__Text provided__
════════════════════
The view from the road home. |
Yesterday I drove three hours to our fazenda house, spent an hour collecting stuff, and then drove three hours back. We are going to Argentina next week and we're going to need our hiking boots. For some reason, we haven't been able to fit a fazenda visit into our schedule since Carnaval in early March. So since we're leaving Tuesday for Ushuaia, off I went.
I quite enjoy the ride--it is not long until I am in the curving mountain road of Rodovia Anhanguera. Yes, there were a lot more trucks than on our weekend outings but that just made me slow down more and enjoy the trip. At about 2 1/2 hours, the road becomes dirt and gravel and the cell phone doesn't work. This is the only place that I worry about traveling alone--our history of flat tires recently means that I am quite nervous about every noise from under the car.
When I reached the house, it was all opened up because the housekeeper was airing out the rooms. She knew I was coming from one of the other ranch staffers -- nope, she doesn't have a phone either. When you need to communicate with the workers, they travel at set times to a place where their cell phones work. Fortunately, as renters, we don't have to worry too much about managing the staff.
════════════════════
__Stored records__
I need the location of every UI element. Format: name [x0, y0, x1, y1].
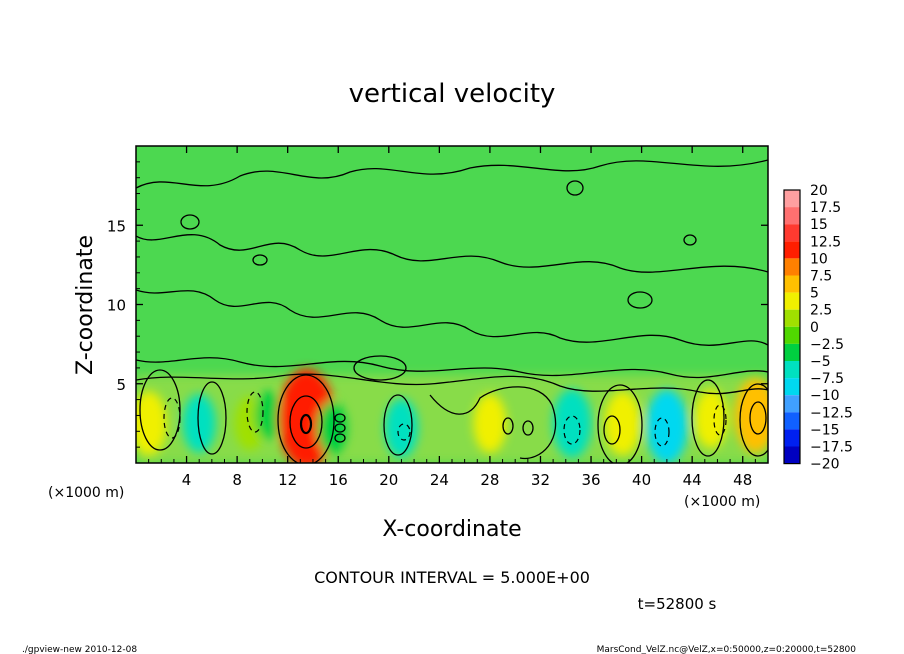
x-tick-label: 20: [379, 471, 398, 489]
x-axis-label: X-coordinate: [382, 517, 521, 542]
colorbar-swatch: [784, 190, 800, 208]
colorbar-label: −17.5: [810, 440, 853, 456]
colorbar-swatch: [784, 326, 800, 344]
x-tick-label: 4: [182, 471, 192, 489]
y-axis-label: Z-coordinate: [73, 235, 98, 375]
negative-contours: [163, 391, 727, 447]
velocity-cell-10: [646, 389, 688, 463]
colorbar-swatch: [784, 309, 800, 327]
plot-area: [136, 146, 768, 463]
colorbar-swatch: [784, 412, 800, 430]
colorbar-swatch: [784, 241, 800, 259]
footer-left: ./gpview-new 2010-12-08: [22, 645, 137, 654]
x-tick-label: 24: [430, 471, 449, 489]
y-tick-label: 10: [107, 297, 126, 315]
contour-lines: [136, 159, 768, 463]
colorbar-label: −7.5: [810, 371, 844, 387]
velocity-cell-11: [694, 389, 728, 449]
colorbar-swatch: [784, 207, 800, 225]
velocity-cell-9: [604, 391, 641, 456]
velocity-cell-7: [473, 393, 507, 453]
x-tick-label: 28: [480, 471, 499, 489]
colorbar-label: 7.5: [810, 269, 832, 285]
colorbar-swatch: [784, 292, 800, 310]
x-tick-label: 48: [733, 471, 752, 489]
y-tick-label: 5: [116, 376, 126, 394]
colorbar-swatch: [784, 343, 800, 361]
x-tick-label: 12: [278, 471, 297, 489]
x-axis-unit-label: (×1000 m): [684, 494, 760, 510]
x-tick-label: 44: [683, 471, 702, 489]
x-tick-label: 36: [581, 471, 600, 489]
y-axis-unit-label: (×1000 m): [48, 485, 124, 501]
colorbar-label: −10: [810, 388, 840, 404]
velocity-cell-8: [552, 388, 592, 458]
colorbar-swatch: [784, 224, 800, 242]
colorbar-label: 12.5: [810, 234, 841, 250]
colorbar-swatch: [784, 395, 800, 413]
chart-title: vertical velocity: [349, 79, 556, 109]
colorbar-label: 2.5: [810, 303, 832, 319]
velocity-cell-0: [136, 391, 167, 456]
colorbar-label: 15: [810, 217, 828, 233]
colorbar-swatch: [784, 361, 800, 379]
colorbar-label: −5: [810, 354, 831, 370]
colorbar-label: −2.5: [810, 337, 844, 353]
colorbar-swatch: [784, 258, 800, 276]
x-axis: 4 8 12 16 20 24 28 32 36 40 44 48: [148, 146, 756, 489]
y-tick-label: 15: [107, 217, 126, 235]
x-tick-label: 8: [232, 471, 242, 489]
colorbar-swatch: [784, 446, 800, 464]
y-axis: 5 10 15: [107, 161, 768, 448]
colorbar-label: 20: [810, 183, 828, 199]
x-tick-label: 32: [531, 471, 550, 489]
colorbar-swatch: [784, 429, 800, 447]
colorbar-label: −15: [810, 422, 840, 438]
colorbar-label: −12.5: [810, 405, 853, 421]
x-tick-label: 40: [632, 471, 651, 489]
footer-right: MarsCond_VelZ.nc@VelZ,x=0:50000,z=0:2000…: [597, 645, 857, 654]
colorbar-label: 5: [810, 286, 819, 302]
colorbar-label: 17.5: [810, 200, 841, 216]
colorbar-label: −20: [810, 457, 840, 473]
colorbar-frame: [783, 189, 801, 465]
time-stamp-text: t=52800 s: [638, 595, 717, 613]
velocity-cell-1: [182, 393, 216, 453]
colorbar-swatch: [784, 275, 800, 293]
colorbar-label: 10: [810, 251, 828, 267]
contour-interval-text: CONTOUR INTERVAL = 5.000E+00: [314, 568, 590, 587]
x-tick-label: 16: [329, 471, 348, 489]
colorbar-swatch: [784, 378, 800, 396]
colorbar-label: 0: [810, 320, 819, 336]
════════════════════
__Task instructions__
**a.** Answer these questions using the post about the drive to the fazenda house:
(i) What is the destination for the trip next week?
(ii) What changes about the road at about 2 1/2 hours into the drive?
(iii) Why was the house all opened up when the narrator arrived?
**b.** In the post about the drive to the fazenda house, can you rewrite the paragraph beginning "When I reached the house" as a short list that keeps its main facts?
**c.** Carry on the post about the drive to the fazenda house from the point where it stops.

__Exercise results__
**a.**
(i) Ushuaia, Argentina.
(ii) It becomes dirt and gravel, and the cell phone stops working.
(iii) The housekeeper was airing out the rooms.

**b.**
- The house was all opened up because the housekeeper was airing out the rooms.
- She knew the narrator was coming from another ranch staffer, since she has no phone.
- To communicate, the workers travel at set times to a place where their cell phones work.
- As renters, the narrator's household doesn't have to worry much about managing the staff.

**c.**
Just as I pulled up at the house, the monkeys started calling loudly to each other. They were as close as they ever get, jumping from branch to branch in the pine trees. Far away there was the sound of a chainsaw as some ranch or another cut their eucalyptus trees. Spiders jumped away from my stomping feet.
Of all the places I have lived or visited in Brazil, the Casa do Alemão or German house, our rented country house, will be the one I miss the most. You can read about it here. I fell in love with this house ten years ago when the owners first bought it from "The German". I waited 8 years to be able to rent it myself and now we will be giving it up in August.
While I stood there and listened to monkeys and saws, an unusual sadness filled me. Unusual because the fazenda makes me happy. I realized how much I will miss the solitude, the sounds, the brushes with nature -- monkeys, parakeets and lightning bugs (not so much the spiders). I will miss hiking on trails with no trail blazes. I will miss watching my kids run up and down the hill in front of the beautiful mountain of Morro Selado. I will miss a place where the tv, internet, cell phone and home phone don't work. I will miss you, Alemão.
And as I stood there thinking all this, I realized that the Alemão will not miss me. The monkeys will live on safely away from bad guys, the parakeets will keep their house in the roof, the spiders will actually have a better life away from the capture-and-release routine they get with the twins. Life goes on at the Alemão, but soon not for me. When I return after August, there will be new tenants. When I return after August, it will not be "mine" (in fact, it never really was).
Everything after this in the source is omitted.